# Start of Material shown

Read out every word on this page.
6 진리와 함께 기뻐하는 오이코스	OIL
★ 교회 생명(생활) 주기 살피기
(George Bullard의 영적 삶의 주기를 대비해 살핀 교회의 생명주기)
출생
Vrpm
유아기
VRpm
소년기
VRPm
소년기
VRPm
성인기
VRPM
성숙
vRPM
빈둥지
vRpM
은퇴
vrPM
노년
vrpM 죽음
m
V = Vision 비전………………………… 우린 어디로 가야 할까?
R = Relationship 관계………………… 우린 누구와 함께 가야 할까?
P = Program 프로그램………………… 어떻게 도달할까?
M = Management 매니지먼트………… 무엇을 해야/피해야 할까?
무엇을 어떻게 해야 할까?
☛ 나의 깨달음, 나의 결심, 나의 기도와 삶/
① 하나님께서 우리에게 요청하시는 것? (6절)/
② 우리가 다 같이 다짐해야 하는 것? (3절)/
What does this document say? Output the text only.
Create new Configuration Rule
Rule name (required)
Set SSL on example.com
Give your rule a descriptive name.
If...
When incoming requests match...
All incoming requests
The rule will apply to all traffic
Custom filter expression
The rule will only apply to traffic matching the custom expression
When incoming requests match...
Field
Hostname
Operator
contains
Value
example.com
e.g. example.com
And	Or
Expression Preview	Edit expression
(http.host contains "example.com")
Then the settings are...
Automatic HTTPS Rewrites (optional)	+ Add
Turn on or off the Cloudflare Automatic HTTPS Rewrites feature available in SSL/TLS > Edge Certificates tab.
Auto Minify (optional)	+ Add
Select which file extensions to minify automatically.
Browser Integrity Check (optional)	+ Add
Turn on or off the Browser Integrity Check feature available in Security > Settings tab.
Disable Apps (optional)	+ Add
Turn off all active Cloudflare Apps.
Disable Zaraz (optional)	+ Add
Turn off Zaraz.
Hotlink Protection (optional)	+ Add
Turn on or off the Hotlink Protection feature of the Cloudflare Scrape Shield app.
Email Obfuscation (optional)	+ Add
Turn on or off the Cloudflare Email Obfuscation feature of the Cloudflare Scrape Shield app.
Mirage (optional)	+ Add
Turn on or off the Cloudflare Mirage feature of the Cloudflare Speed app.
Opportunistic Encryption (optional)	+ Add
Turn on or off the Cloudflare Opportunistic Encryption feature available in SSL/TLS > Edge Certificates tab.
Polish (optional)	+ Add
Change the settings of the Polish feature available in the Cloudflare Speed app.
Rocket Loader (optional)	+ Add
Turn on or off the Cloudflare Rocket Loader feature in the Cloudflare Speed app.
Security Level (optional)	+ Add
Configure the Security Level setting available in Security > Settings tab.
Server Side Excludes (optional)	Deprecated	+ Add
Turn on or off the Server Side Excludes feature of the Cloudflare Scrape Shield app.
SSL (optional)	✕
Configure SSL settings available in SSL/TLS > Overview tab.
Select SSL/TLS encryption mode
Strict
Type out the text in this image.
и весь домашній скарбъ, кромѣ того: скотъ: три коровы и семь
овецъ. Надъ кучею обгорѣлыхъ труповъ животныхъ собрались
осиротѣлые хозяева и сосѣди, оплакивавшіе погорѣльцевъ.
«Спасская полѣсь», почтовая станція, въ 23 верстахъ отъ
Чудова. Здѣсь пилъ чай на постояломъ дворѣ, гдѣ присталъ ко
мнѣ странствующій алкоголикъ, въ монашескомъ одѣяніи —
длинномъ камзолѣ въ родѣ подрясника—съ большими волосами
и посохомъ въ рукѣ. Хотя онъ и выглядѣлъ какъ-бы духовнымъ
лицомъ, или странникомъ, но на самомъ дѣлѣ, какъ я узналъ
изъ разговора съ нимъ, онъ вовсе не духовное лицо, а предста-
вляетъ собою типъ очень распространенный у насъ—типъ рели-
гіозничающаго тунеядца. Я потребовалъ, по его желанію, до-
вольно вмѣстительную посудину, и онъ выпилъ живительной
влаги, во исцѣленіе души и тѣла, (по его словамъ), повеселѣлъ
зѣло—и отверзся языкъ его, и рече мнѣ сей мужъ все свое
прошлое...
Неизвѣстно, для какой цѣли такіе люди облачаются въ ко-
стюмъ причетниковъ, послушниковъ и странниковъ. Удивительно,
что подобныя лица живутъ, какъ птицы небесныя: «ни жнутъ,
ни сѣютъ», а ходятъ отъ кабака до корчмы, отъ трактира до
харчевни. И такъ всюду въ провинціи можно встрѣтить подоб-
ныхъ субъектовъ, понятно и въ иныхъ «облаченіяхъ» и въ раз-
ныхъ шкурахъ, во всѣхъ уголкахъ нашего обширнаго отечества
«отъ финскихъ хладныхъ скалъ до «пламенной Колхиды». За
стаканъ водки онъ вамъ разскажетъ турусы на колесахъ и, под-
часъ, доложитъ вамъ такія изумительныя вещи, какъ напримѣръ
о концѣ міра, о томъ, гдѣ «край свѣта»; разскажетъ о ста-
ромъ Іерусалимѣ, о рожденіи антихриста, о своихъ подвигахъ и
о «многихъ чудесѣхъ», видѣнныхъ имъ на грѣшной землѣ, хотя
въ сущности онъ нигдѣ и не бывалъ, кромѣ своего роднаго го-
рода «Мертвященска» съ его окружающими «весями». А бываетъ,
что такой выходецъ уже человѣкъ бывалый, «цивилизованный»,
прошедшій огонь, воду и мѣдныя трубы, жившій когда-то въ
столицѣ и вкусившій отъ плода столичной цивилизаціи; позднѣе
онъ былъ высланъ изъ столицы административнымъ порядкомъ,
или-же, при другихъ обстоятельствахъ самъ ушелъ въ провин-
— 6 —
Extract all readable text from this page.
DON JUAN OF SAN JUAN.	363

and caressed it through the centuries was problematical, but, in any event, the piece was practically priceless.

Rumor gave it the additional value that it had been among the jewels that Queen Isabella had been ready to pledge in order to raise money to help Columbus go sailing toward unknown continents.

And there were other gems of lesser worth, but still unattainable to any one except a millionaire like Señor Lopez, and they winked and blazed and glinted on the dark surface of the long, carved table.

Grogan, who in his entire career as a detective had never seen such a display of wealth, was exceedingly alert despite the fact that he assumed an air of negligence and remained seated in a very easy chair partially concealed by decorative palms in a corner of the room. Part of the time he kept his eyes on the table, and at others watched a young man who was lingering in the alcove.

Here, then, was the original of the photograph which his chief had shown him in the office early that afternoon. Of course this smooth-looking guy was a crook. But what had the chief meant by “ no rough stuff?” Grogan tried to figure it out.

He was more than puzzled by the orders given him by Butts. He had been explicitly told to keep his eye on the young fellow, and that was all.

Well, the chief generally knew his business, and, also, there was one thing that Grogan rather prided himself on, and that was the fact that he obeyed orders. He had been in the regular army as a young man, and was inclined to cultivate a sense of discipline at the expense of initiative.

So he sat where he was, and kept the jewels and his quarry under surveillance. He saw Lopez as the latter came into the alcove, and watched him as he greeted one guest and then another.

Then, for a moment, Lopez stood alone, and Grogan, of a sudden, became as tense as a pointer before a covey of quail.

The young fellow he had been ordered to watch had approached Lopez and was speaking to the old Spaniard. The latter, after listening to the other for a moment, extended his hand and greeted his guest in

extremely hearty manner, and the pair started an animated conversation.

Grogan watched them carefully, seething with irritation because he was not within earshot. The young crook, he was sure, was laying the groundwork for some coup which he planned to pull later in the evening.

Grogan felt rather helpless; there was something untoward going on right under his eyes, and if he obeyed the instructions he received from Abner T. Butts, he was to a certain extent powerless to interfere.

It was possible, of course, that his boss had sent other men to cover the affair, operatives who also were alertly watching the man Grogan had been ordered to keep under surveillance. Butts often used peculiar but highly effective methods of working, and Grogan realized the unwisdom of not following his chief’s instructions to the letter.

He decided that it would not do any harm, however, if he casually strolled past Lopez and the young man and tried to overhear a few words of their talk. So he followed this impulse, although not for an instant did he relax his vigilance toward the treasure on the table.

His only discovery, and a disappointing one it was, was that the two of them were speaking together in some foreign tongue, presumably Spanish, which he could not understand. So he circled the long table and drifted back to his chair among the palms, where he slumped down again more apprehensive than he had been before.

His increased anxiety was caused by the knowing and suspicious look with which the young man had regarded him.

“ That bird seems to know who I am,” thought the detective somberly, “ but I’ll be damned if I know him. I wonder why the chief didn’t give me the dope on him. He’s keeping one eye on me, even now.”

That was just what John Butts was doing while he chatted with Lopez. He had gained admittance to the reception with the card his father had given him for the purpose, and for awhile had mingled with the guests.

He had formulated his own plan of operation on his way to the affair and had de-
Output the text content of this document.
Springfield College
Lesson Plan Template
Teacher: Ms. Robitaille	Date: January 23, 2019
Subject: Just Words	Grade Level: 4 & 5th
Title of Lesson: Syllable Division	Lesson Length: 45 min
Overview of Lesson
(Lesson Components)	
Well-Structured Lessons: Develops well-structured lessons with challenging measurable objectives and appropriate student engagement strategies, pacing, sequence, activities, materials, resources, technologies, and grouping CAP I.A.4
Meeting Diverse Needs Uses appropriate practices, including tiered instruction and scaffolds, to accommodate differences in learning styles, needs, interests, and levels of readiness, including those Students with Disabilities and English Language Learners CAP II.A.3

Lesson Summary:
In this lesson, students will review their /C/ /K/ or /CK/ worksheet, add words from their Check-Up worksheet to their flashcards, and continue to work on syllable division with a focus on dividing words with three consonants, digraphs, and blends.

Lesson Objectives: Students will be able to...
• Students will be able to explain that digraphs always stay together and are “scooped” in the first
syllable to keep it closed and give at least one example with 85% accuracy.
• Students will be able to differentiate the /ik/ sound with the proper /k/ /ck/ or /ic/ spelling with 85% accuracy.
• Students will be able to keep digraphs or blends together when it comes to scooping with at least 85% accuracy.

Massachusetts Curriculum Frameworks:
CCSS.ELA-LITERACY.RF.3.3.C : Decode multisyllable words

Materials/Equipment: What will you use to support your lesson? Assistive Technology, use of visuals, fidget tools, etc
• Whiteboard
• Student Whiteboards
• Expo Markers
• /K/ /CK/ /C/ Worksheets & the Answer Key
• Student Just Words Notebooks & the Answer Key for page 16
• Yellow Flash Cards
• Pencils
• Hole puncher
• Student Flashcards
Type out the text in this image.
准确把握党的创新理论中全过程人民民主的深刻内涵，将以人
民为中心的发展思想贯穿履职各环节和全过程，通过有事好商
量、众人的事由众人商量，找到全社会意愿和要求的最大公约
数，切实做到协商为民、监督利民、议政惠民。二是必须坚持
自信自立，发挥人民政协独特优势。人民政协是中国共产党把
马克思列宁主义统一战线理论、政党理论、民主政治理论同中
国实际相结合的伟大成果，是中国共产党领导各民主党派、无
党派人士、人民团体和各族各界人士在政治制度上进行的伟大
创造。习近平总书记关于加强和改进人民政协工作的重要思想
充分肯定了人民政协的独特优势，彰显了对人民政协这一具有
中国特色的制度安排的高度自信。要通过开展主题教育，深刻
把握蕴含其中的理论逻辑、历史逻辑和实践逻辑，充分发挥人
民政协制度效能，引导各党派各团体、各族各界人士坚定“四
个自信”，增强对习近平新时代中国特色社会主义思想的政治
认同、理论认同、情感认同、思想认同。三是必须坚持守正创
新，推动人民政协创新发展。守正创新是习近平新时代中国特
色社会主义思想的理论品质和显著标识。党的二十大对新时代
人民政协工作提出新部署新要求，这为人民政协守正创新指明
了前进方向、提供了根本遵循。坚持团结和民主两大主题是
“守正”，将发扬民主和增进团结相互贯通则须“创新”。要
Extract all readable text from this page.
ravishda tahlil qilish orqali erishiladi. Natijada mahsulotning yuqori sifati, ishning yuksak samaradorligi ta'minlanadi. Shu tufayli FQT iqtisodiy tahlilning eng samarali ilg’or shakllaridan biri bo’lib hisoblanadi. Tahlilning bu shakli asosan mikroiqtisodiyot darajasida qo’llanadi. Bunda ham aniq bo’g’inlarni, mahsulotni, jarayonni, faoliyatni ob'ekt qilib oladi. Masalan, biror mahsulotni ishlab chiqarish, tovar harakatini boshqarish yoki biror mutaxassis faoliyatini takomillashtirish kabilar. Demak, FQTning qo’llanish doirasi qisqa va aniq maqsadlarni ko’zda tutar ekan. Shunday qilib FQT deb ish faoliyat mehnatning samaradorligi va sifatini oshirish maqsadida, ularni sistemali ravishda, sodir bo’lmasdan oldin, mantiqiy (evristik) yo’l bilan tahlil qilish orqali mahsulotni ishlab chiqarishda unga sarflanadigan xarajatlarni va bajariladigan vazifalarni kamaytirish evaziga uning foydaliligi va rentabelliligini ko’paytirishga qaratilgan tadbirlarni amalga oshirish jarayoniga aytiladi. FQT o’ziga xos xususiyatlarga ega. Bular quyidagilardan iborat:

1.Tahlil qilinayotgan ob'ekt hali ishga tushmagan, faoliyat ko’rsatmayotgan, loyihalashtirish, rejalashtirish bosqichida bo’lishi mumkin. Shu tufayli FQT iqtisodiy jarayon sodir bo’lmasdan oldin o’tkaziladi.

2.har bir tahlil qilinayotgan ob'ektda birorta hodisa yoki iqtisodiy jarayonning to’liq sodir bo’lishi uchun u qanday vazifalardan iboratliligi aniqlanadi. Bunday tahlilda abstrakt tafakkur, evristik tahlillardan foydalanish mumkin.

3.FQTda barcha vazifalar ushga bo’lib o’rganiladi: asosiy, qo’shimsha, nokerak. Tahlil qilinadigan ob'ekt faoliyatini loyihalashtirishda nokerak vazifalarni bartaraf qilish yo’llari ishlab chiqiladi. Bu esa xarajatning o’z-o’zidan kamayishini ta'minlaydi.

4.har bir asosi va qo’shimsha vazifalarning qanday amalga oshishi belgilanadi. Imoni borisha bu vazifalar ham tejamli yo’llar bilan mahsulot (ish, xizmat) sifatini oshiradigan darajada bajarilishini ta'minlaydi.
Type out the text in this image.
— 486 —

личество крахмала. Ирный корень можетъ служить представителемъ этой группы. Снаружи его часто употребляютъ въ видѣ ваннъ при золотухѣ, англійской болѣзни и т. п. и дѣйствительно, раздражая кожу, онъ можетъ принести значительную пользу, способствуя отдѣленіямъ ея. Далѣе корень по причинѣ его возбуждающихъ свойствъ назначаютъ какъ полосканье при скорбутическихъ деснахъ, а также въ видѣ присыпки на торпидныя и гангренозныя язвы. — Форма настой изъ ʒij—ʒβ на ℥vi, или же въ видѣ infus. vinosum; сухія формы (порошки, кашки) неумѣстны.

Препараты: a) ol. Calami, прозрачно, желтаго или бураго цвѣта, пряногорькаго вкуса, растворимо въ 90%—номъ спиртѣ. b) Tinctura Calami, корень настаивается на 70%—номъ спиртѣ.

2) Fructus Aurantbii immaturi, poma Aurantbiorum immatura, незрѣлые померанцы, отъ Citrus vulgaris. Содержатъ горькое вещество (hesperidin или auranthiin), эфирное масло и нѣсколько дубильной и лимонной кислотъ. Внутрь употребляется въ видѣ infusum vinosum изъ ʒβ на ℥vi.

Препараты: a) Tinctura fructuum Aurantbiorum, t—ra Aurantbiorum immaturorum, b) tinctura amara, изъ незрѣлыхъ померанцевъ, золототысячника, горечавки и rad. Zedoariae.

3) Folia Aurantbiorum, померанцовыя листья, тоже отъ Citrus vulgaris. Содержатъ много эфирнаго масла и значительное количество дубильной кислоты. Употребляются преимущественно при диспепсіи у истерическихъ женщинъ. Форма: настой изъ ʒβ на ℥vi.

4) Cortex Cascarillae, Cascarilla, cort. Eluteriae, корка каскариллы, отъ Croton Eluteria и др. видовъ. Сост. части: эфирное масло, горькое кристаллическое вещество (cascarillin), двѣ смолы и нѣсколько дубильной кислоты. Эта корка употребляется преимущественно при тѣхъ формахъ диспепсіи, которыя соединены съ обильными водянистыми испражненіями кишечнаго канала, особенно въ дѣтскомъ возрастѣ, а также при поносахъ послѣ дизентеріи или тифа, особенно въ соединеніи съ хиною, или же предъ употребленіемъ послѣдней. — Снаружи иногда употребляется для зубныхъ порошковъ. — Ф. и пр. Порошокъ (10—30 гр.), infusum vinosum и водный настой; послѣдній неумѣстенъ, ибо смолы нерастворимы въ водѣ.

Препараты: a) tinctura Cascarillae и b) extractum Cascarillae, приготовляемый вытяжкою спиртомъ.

# End of Material shown

## Do this:
Copy each line of the records above that carries the word "Scrape".

## Full solution:
Turn on or off the Hotlink Protection feature of the Cloudflare Scrape Shield app.
Turn on or off the Cloudflare Email Obfuscation feature of the Cloudflare Scrape Shield app.
Turn on or off the Server Side Excludes feature of the Cloudflare Scrape Shield app.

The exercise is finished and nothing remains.